* [Data for the task]:
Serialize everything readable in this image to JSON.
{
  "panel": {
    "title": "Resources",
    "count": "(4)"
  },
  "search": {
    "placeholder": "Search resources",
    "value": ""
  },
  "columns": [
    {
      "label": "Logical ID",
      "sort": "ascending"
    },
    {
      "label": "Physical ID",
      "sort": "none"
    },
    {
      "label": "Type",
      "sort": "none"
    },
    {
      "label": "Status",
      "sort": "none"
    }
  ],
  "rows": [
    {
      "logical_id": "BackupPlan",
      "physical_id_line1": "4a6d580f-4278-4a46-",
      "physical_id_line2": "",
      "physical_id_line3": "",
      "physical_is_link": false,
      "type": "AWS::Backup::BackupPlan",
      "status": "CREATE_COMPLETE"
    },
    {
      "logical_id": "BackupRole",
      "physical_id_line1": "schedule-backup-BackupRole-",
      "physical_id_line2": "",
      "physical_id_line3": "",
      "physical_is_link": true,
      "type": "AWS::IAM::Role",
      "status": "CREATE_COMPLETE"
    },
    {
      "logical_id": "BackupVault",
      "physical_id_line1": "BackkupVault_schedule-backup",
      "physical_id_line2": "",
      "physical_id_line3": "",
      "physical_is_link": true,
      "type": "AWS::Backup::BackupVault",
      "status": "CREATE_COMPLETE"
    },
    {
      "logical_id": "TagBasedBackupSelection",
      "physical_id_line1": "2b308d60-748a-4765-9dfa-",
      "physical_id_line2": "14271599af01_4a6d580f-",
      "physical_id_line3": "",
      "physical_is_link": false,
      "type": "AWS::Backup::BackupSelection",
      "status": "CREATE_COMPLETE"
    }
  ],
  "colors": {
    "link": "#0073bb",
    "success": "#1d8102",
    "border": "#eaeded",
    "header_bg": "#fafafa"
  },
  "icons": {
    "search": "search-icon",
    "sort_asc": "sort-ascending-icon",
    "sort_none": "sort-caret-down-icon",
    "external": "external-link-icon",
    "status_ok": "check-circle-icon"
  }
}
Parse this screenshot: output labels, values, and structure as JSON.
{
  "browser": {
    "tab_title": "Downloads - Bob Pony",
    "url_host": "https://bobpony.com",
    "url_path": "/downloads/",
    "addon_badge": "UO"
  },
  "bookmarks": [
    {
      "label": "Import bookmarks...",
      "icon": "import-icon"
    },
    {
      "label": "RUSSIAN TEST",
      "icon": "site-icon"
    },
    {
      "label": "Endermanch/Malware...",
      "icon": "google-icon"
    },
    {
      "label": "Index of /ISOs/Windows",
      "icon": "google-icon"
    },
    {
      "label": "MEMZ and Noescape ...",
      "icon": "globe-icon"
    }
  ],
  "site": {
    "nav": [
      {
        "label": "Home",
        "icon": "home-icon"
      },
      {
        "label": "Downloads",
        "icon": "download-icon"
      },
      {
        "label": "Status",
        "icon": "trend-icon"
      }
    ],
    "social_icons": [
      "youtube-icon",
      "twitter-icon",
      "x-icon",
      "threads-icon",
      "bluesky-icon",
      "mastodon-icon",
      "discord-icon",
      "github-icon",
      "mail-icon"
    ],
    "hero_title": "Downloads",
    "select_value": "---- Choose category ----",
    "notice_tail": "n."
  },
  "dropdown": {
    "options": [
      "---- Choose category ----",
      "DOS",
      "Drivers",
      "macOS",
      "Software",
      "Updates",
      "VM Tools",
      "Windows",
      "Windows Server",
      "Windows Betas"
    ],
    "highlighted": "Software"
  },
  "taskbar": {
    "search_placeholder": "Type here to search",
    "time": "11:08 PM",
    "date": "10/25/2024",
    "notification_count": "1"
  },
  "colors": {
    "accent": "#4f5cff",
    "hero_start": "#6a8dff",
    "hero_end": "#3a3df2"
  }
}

* [Problem to solve]:
Repeat the entries exactly, all of them.

* [Reply to the exercise]:
Serialize everything readable in this image to JSON.
{
  "panel": {
    "title": "Resources",
    "count": "(4)"
  },
  "search": {
    "placeholder": "Search resources",
    "value": ""
  },
  "columns": [
    {
      "label": "Logical ID",
      "sort": "ascending"
    },
    {
      "label": "Physical ID",
      "sort": "none"
    },
    {
      "label": "Type",
      "sort": "none"
    },
    {
      "label": "Status",
      "sort": "none"
    }
  ],
  "rows": [
    {
      "logical_id": "BackupPlan",
      "physical_id_line1": "4a6d580f-4278-4a46-",
      "physical_id_line2": "",
      "physical_id_line3": "",
      "physical_is_link": false,
      "type": "AWS::Backup::BackupPlan",
      "status": "CREATE_COMPLETE"
    },
    {
      "logical_id": "BackupRole",
      "physical_id_line1": "schedule-backup-BackupRole-",
      "physical_id_line2": "",
      "physical_id_line3": "",
      "physical_is_link": true,
      "type": "AWS::IAM::Role",
      "status": "CREATE_COMPLETE"
    },
    {
      "logical_id": "BackupVault",
      "physical_id_line1": "BackkupVault_schedule-backup",
      "physical_id_line2": "",
      "physical_id_line3": "",
      "physical_is_link": true,
      "type": "AWS::Backup::BackupVault",
      "status": "CREATE_COMPLETE"
    },
    {
      "logical_id": "TagBasedBackupSelection",
      "physical_id_line1": "2b308d60-748a-4765-9dfa-",
      "physical_id_line2": "14271599af01_4a6d580f-",
      "physical_id_line3": "",
      "physical_is_link": false,
      "type": "AWS::Backup::BackupSelection",
      "status": "CREATE_COMPLETE"
    }
  ],
  "colors": {
    "link": "#0073bb",
    "success": "#1d8102",
    "border": "#eaeded",
    "header_bg": "#fafafa"
  },
  "icons": {
    "search": "search-icon",
    "sort_asc": "sort-ascending-icon",
    "sort_none": "sort-caret-down-icon",
    "external": "external-link-icon",
    "status_ok": "check-circle-icon"
  }
}
Parse this screenshot: output labels, values, and structure as JSON.
{
  "browser": {
    "tab_title": "Downloads - Bob Pony",
    "url_host": "https://bobpony.com",
    "url_path": "/downloads/",
    "addon_badge": "UO"
  },
  "bookmarks": [
    {
      "label": "Import bookmarks...",
      "icon": "import-icon"
    },
    {
      "label": "RUSSIAN TEST",
      "icon": "site-icon"
    },
    {
      "label": "Endermanch/Malware...",
      "icon": "google-icon"
    },
    {
      "label": "Index of /ISOs/Windows",
      "icon": "google-icon"
    },
    {
      "label": "MEMZ and Noescape ...",
      "icon": "globe-icon"
    }
  ],
  "site": {
    "nav": [
      {
        "label": "Home",
        "icon": "home-icon"
      },
      {
        "label": "Downloads",
        "icon": "download-icon"
      },
      {
        "label": "Status",
        "icon": "trend-icon"
      }
    ],
    "social_icons": [
      "youtube-icon",
      "twitter-icon",
      "x-icon",
      "threads-icon",
      "bluesky-icon",
      "mastodon-icon",
      "discord-icon",
      "github-icon",
      "mail-icon"
    ],
    "hero_title": "Downloads",
    "select_value": "---- Choose category ----",
    "notice_tail": "n."
  },
  "dropdown": {
    "options": [
      "---- Choose category ----",
      "DOS",
      "Drivers",
      "macOS",
      "Software",
      "Updates",
      "VM Tools",
      "Windows",
      "Windows Server",
      "Windows Betas"
    ],
    "highlighted": "Software"
  },
  "taskbar": {
    "search_placeholder": "Type here to search",
    "time": "11:08 PM",
    "date": "10/25/2024",
    "notification_count": "1"
  },
  "colors": {
    "accent": "#4f5cff",
    "hero_start": "#6a8dff",
    "hero_end": "#3a3df2"
  }
}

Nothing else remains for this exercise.